Select the lines that hold the word "Members" and copy each one.

--- Start of DATASET RECORDS ---

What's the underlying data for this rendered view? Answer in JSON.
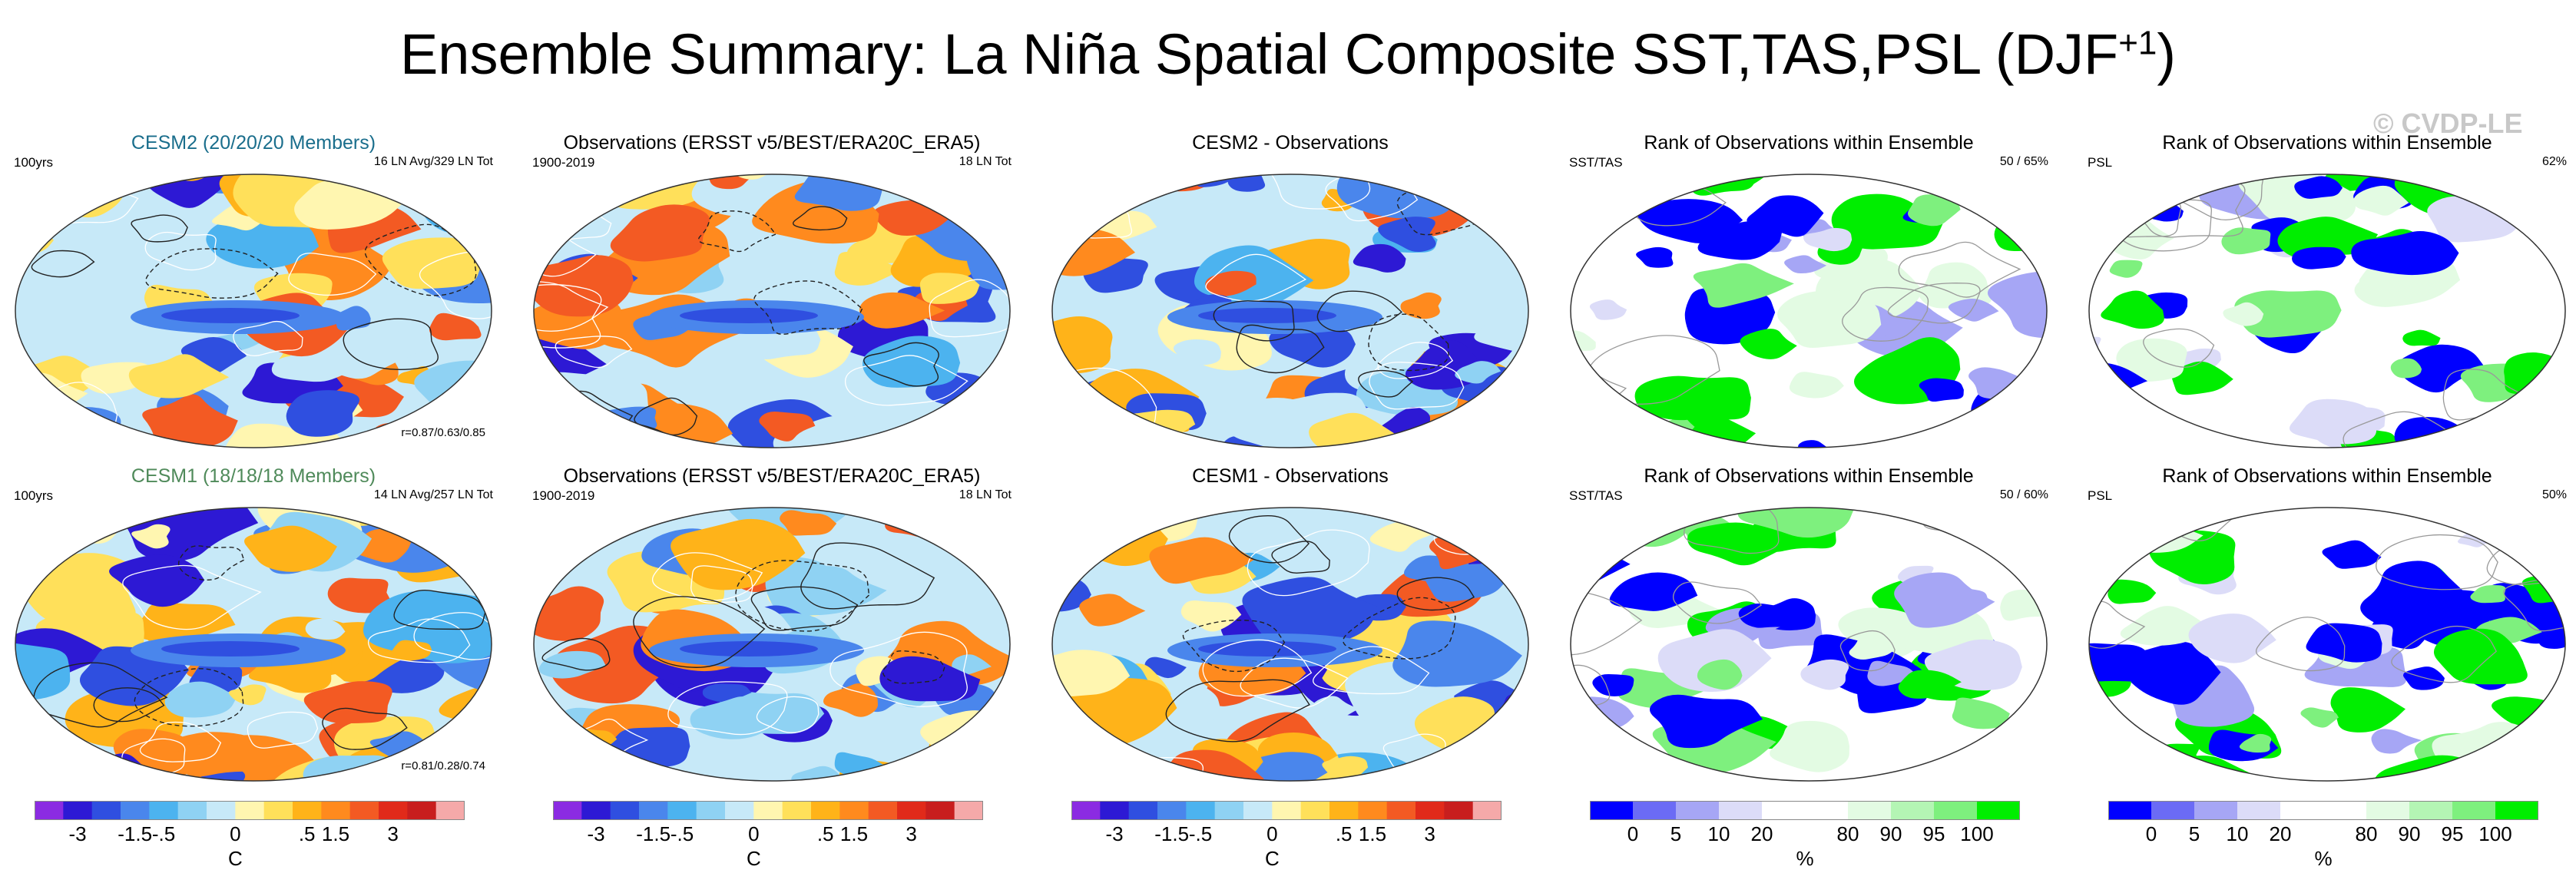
{
  "title": "Ensemble Summary: La Niña Spatial Composite SST,TAS,PSL (DJF",
  "title_superscript": "+1",
  "title_close": ")",
  "watermark": "© CVDP-LE",
  "colors": {
    "anomaly_scale": [
      "#8b2be2",
      "#2d19d4",
      "#2f4fe0",
      "#4a86ec",
      "#4cb3ef",
      "#8fd2f3",
      "#c7e9f8",
      "#fff6b0",
      "#ffe05a",
      "#ffb319",
      "#ff8a1e",
      "#f35a23",
      "#e12a1a",
      "#c81e1e",
      "#f5a9a9"
    ],
    "rank_scale": [
      "#0000ff",
      "#6b6bf5",
      "#a6a6f5",
      "#dcdcf8",
      "#ffffff",
      "#ffffff",
      "#e3fbe3",
      "#b4f5b4",
      "#7ef07e",
      "#00ee00"
    ],
    "coastline": "#ffffff"
  },
  "chart_data": [
    {
      "id": "p1",
      "type": "map",
      "title": "CESM2 (20/20/20 Members)",
      "title_color": "#1a6e8c",
      "left_label": "100yrs",
      "right_label": "16 LN Avg/329 LN Tot",
      "corr_label": "r=0.87/0.63/0.85",
      "scale": "anomaly",
      "contours": true
    },
    {
      "id": "p2",
      "type": "map",
      "title": "Observations (ERSST v5/BEST/ERA20C_ERA5)",
      "title_color": "#000000",
      "left_label": "1900-2019",
      "right_label": "18 LN Tot",
      "scale": "anomaly",
      "contours": true
    },
    {
      "id": "p3",
      "type": "map",
      "title": "CESM2 - Observations",
      "title_color": "#000000",
      "scale": "anomaly",
      "contours": true
    },
    {
      "id": "p4",
      "type": "map",
      "title": "Rank of Observations within Ensemble",
      "title_color": "#000000",
      "left_label": "SST/TAS",
      "right_label": "50 /  65%",
      "scale": "rank",
      "contours": false
    },
    {
      "id": "p5",
      "type": "map",
      "title": "Rank of Observations within Ensemble",
      "title_color": "#000000",
      "left_label": "PSL",
      "right_label": "62%",
      "scale": "rank",
      "contours": false
    },
    {
      "id": "p6",
      "type": "map",
      "title": "CESM1 (18/18/18 Members)",
      "title_color": "#4f8a5a",
      "left_label": "100yrs",
      "right_label": "14 LN Avg/257 LN Tot",
      "corr_label": "r=0.81/0.28/0.74",
      "scale": "anomaly",
      "contours": true
    },
    {
      "id": "p7",
      "type": "map",
      "title": "Observations (ERSST v5/BEST/ERA20C_ERA5)",
      "title_color": "#000000",
      "left_label": "1900-2019",
      "right_label": "18 LN Tot",
      "scale": "anomaly",
      "contours": true
    },
    {
      "id": "p8",
      "type": "map",
      "title": "CESM1 - Observations",
      "title_color": "#000000",
      "scale": "anomaly",
      "contours": true
    },
    {
      "id": "p9",
      "type": "map",
      "title": "Rank of Observations within Ensemble",
      "title_color": "#000000",
      "left_label": "SST/TAS",
      "right_label": "50 /  60%",
      "scale": "rank",
      "contours": false
    },
    {
      "id": "p10",
      "type": "map",
      "title": "Rank of Observations within Ensemble",
      "title_color": "#000000",
      "left_label": "PSL",
      "right_label": "50%",
      "scale": "rank",
      "contours": false
    }
  ],
  "colorbars": {
    "anomaly": {
      "ticks": [
        "-3",
        "-1.5",
        "-.5",
        "0",
        ".5",
        "1.5",
        "3"
      ],
      "unit": "C",
      "segments": 15
    },
    "rank": {
      "ticks": [
        "0",
        "5",
        "10",
        "20",
        "80",
        "90",
        "95",
        "100"
      ],
      "unit": "%",
      "segments": 10
    }
  }
}
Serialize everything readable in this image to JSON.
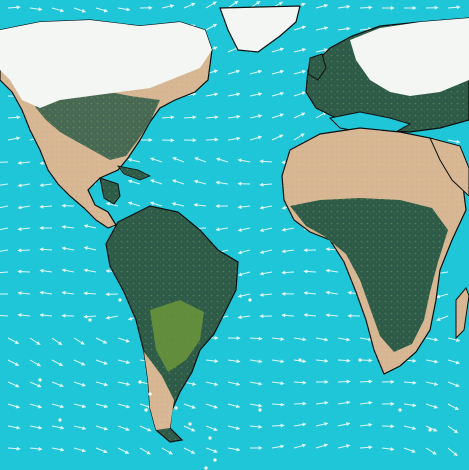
{
  "map": {
    "projection": "equirectangular",
    "layers": [
      "ocean",
      "land-cover",
      "snow-ice",
      "wind-vectors",
      "coastlines"
    ],
    "colors": {
      "ocean": "#1fc6d8",
      "desert": "#d8b894",
      "forest": "#2e5a4a",
      "grassland": "#6e9a38",
      "snow": "#f4f6f4",
      "coastline": "#0b0f10",
      "wind_arrow": "#ffffff"
    },
    "wind": {
      "arrow_icon": "arrow-icon",
      "style": "white arrows over ocean and land"
    },
    "text_labels": []
  }
}
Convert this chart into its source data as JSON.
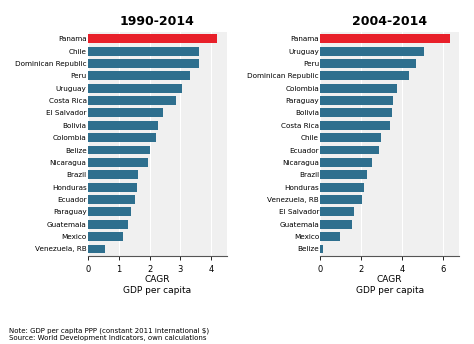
{
  "period1": {
    "title": "1990-2014",
    "countries": [
      "Panama",
      "Chile",
      "Dominican Republic",
      "Peru",
      "Uruguay",
      "Costa Rica",
      "El Salvador",
      "Bolivia",
      "Colombia",
      "Belize",
      "Nicaragua",
      "Brazil",
      "Honduras",
      "Ecuador",
      "Paraguay",
      "Guatemala",
      "Mexico",
      "Venezuela, RB"
    ],
    "values": [
      4.2,
      3.6,
      3.6,
      3.3,
      3.05,
      2.85,
      2.42,
      2.28,
      2.22,
      2.0,
      1.95,
      1.62,
      1.58,
      1.52,
      1.38,
      1.3,
      1.15,
      0.55
    ],
    "colors": [
      "#e8202a",
      "#2e6f8e",
      "#2e6f8e",
      "#2e6f8e",
      "#2e6f8e",
      "#2e6f8e",
      "#2e6f8e",
      "#2e6f8e",
      "#2e6f8e",
      "#2e6f8e",
      "#2e6f8e",
      "#2e6f8e",
      "#2e6f8e",
      "#2e6f8e",
      "#2e6f8e",
      "#2e6f8e",
      "#2e6f8e",
      "#2e6f8e"
    ],
    "xlim": [
      0,
      4.5
    ],
    "xticks": [
      0,
      1,
      2,
      3,
      4
    ],
    "xlabel": "CAGR\nGDP per capita"
  },
  "period2": {
    "title": "2004-2014",
    "countries": [
      "Panama",
      "Uruguay",
      "Peru",
      "Dominican Republic",
      "Colombia",
      "Paraguay",
      "Bolivia",
      "Costa Rica",
      "Chile",
      "Ecuador",
      "Nicaragua",
      "Brazil",
      "Honduras",
      "Venezuela, RB",
      "El Salvador",
      "Guatemala",
      "Mexico",
      "Belize"
    ],
    "values": [
      6.35,
      5.1,
      4.7,
      4.35,
      3.75,
      3.55,
      3.5,
      3.42,
      2.95,
      2.85,
      2.55,
      2.28,
      2.12,
      2.05,
      1.65,
      1.55,
      0.95,
      0.12
    ],
    "colors": [
      "#e8202a",
      "#2e6f8e",
      "#2e6f8e",
      "#2e6f8e",
      "#2e6f8e",
      "#2e6f8e",
      "#2e6f8e",
      "#2e6f8e",
      "#2e6f8e",
      "#2e6f8e",
      "#2e6f8e",
      "#2e6f8e",
      "#2e6f8e",
      "#2e6f8e",
      "#2e6f8e",
      "#2e6f8e",
      "#2e6f8e",
      "#2e6f8e"
    ],
    "xlim": [
      0,
      6.8
    ],
    "xticks": [
      0,
      2,
      4,
      6
    ],
    "xlabel": "CAGR\nGDP per capita"
  },
  "note": "Note: GDP per capita PPP (constant 2011 international $)\nSource: World Development Indicators, own calculations",
  "bar_height": 0.72,
  "background_color": "#ffffff",
  "plot_bg_color": "#f0f0f0",
  "bar_color_main": "#2e6f8e",
  "bar_color_highlight": "#e8202a",
  "grid_color": "#ffffff"
}
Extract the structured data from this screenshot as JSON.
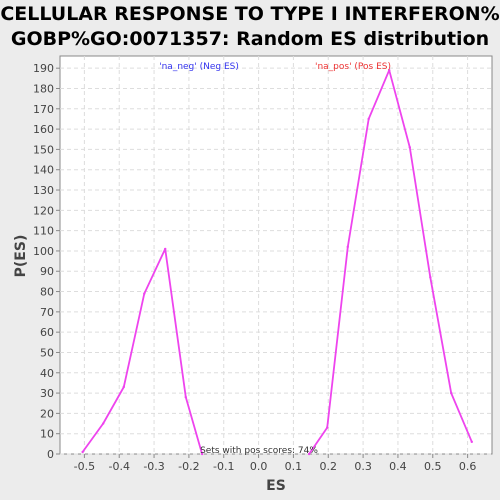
{
  "chart_data": {
    "type": "line",
    "title_line1": "CELLULAR RESPONSE TO TYPE I INTERFERON%",
    "title_line2": "GOBP%GO:0071357: Random ES distribution",
    "xlabel": "ES",
    "ylabel": "P(ES)",
    "xlim": [
      -0.57,
      0.67
    ],
    "ylim": [
      0,
      196
    ],
    "x_ticks": [
      "-0.5",
      "-0.4",
      "-0.3",
      "-0.2",
      "-0.1",
      "0.0",
      "0.1",
      "0.2",
      "0.3",
      "0.4",
      "0.5",
      "0.6"
    ],
    "x_tick_values": [
      -0.5,
      -0.4,
      -0.3,
      -0.2,
      -0.1,
      0.0,
      0.1,
      0.2,
      0.3,
      0.4,
      0.5,
      0.6
    ],
    "y_ticks": [
      "0",
      "10",
      "20",
      "30",
      "40",
      "50",
      "60",
      "70",
      "80",
      "90",
      "100",
      "110",
      "120",
      "130",
      "140",
      "150",
      "160",
      "170",
      "180",
      "190"
    ],
    "y_tick_values": [
      0,
      10,
      20,
      30,
      40,
      50,
      60,
      70,
      80,
      90,
      100,
      110,
      120,
      130,
      140,
      150,
      160,
      170,
      180,
      190
    ],
    "grid": true,
    "series": [
      {
        "name": "'na_neg' (Neg ES)",
        "color": "#ee44ee",
        "x": [
          -0.505,
          -0.446,
          -0.387,
          -0.328,
          -0.268,
          -0.209,
          -0.162
        ],
        "y": [
          1,
          15,
          33,
          79,
          101,
          28,
          0
        ]
      },
      {
        "name": "'na_pos' (Pos ES)",
        "color": "#ee44ee",
        "x": [
          0.145,
          0.197,
          0.256,
          0.316,
          0.375,
          0.434,
          0.493,
          0.553,
          0.612
        ],
        "y": [
          0,
          13,
          102,
          165,
          189,
          151,
          87,
          30,
          6
        ]
      }
    ],
    "legend": [
      {
        "label": "'na_neg' (Neg ES)",
        "color": "#3333ee"
      },
      {
        "label": "'na_pos' (Pos ES)",
        "color": "#ee3333"
      }
    ],
    "annotation": "Sets with pos scores: 74%"
  }
}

--- End of DATASET RECORDS ---

## REPLY TO THE EXERCISE
      "title": "CESM2 (20/20/20 Members)",
      "title": "CESM1 (18/18/18 Members)",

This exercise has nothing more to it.